*DATA SUPPLIED*
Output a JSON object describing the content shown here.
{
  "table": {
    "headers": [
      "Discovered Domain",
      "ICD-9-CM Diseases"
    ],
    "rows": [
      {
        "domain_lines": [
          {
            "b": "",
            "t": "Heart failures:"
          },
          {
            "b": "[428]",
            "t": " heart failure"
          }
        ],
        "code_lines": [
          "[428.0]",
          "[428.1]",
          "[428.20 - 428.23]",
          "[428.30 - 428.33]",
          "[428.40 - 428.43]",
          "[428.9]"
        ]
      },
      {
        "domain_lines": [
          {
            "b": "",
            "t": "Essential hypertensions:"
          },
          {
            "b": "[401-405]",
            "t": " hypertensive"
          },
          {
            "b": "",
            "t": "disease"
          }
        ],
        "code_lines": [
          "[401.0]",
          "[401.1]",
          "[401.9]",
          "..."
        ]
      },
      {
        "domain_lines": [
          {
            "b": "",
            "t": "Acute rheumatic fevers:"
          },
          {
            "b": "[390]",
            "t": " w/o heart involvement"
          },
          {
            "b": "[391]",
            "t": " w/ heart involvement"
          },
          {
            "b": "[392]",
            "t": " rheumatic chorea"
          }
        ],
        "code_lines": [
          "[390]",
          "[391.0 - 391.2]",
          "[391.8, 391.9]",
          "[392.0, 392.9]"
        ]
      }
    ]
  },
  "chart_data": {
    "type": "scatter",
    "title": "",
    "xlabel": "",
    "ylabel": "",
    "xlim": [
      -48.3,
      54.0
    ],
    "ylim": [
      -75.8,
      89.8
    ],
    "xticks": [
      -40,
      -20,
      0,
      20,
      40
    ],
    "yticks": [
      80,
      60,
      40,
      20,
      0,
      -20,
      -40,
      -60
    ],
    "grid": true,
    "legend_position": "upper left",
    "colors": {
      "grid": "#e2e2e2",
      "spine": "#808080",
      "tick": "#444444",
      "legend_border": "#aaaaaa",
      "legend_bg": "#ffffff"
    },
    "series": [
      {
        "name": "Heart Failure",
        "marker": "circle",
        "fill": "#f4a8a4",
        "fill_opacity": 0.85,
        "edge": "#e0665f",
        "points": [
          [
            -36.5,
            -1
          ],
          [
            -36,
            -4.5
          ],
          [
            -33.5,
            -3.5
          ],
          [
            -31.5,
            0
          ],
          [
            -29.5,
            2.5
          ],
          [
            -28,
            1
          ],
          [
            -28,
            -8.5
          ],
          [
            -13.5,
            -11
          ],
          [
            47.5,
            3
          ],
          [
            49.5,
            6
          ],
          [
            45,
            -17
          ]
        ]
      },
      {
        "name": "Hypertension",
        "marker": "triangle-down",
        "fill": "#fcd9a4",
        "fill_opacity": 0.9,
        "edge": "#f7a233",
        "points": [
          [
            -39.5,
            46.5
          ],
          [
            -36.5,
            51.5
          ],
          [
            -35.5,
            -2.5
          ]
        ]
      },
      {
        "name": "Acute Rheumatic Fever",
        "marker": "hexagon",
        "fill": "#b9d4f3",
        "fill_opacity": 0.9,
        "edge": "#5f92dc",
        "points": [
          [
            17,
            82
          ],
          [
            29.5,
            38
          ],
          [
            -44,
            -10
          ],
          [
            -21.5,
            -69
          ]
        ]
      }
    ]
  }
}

*WHAT YOU WILL DO*
Where a line above holds the string "edge", show that line.

*WRITTEN REPLY*
        "edge": "#e0665f",
        "edge": "#f7a233",
        "edge": "#5f92dc",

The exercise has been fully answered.